**Given records:**
________________________________________

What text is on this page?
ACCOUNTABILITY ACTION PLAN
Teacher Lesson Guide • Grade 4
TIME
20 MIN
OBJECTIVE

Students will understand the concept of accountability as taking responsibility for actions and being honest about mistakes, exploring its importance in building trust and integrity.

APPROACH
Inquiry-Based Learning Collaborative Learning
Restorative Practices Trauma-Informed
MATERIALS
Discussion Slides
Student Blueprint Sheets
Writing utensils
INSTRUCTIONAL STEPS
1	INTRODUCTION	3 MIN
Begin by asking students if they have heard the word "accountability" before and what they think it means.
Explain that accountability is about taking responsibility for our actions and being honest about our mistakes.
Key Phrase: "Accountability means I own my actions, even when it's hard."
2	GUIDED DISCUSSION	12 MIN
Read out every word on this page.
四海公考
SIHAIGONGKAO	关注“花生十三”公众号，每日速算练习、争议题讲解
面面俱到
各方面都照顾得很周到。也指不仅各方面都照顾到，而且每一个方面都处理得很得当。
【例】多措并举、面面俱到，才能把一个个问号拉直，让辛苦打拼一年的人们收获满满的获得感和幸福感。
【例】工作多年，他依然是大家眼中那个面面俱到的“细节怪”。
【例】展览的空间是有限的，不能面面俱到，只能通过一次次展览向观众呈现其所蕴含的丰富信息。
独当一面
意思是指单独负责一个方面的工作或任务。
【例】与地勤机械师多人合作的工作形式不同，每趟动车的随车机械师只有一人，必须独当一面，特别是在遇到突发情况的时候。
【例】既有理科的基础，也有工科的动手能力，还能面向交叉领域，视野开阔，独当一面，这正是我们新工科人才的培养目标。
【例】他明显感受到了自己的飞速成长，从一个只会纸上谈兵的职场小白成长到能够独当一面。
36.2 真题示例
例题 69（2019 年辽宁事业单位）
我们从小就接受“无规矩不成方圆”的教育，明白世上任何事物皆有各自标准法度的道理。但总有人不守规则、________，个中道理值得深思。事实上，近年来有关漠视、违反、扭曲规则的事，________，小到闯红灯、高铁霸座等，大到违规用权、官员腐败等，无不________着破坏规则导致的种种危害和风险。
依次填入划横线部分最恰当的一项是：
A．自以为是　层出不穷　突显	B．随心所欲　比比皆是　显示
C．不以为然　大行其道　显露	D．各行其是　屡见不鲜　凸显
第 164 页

________________________________________

**Given task:** All lines above with "word" in them should be returned.

**Solution below:**
Begin by asking students if they have heard the word "accountability" before and what they think it means.
Read out every word on this page.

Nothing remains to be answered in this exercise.